___ Rows ___

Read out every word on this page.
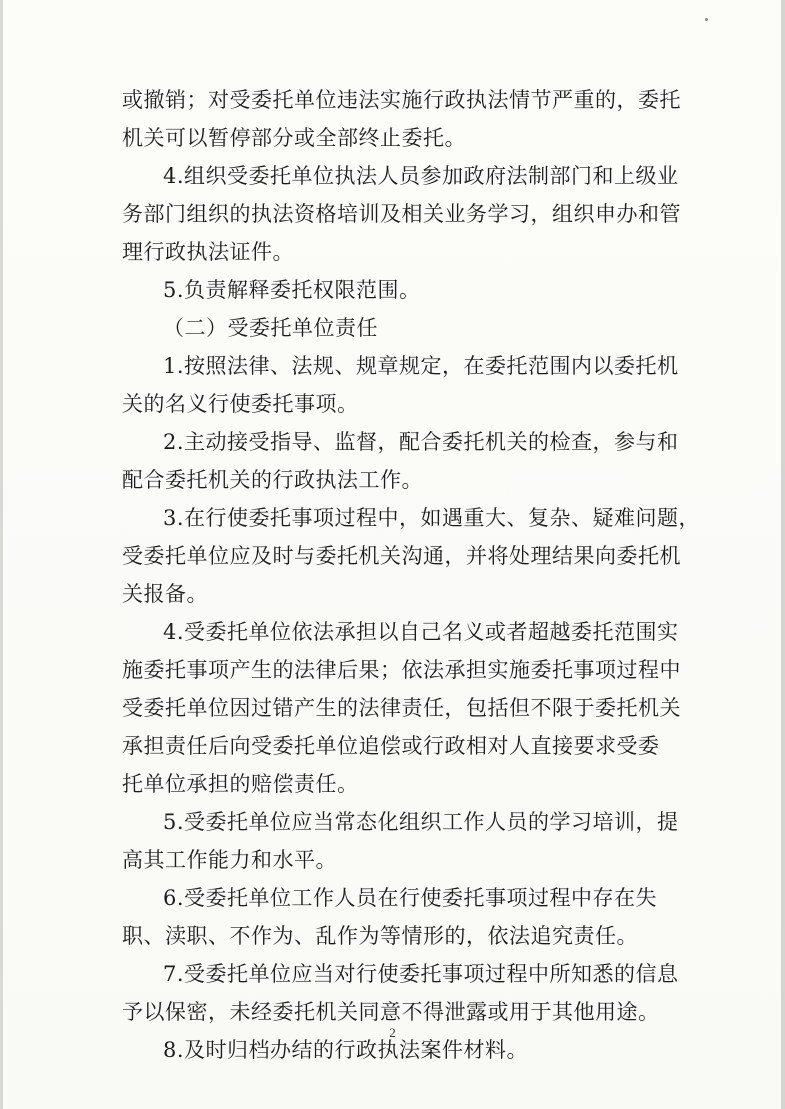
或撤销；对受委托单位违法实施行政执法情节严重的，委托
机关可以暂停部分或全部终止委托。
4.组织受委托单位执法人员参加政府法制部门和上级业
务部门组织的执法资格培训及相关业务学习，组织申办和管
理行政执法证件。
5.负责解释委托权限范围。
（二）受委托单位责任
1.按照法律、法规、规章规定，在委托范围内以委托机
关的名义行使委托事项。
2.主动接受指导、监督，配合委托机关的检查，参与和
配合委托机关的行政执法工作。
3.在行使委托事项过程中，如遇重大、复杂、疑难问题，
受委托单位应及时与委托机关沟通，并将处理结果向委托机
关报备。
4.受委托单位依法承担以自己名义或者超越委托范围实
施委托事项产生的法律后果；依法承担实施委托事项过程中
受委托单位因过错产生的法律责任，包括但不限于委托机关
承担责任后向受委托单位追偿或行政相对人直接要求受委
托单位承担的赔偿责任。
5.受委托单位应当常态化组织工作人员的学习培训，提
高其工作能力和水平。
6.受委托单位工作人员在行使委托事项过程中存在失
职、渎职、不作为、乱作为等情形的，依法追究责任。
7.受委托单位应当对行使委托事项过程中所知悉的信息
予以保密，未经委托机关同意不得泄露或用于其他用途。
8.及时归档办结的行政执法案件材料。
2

___
___ Rows ___

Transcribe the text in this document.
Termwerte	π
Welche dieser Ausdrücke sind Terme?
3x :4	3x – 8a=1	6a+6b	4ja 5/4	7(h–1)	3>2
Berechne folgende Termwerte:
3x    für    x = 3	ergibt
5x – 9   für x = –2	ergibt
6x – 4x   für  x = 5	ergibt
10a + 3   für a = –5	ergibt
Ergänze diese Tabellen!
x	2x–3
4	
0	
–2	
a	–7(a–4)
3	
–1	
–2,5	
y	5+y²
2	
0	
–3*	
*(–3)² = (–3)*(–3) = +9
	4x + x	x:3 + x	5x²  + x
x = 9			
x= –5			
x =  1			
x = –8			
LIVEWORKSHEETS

___

▸ Exercise brief: Check each line in the records for the word "Termwerte" and say how many have it, with nothing else.

▸ Exercise solution: 2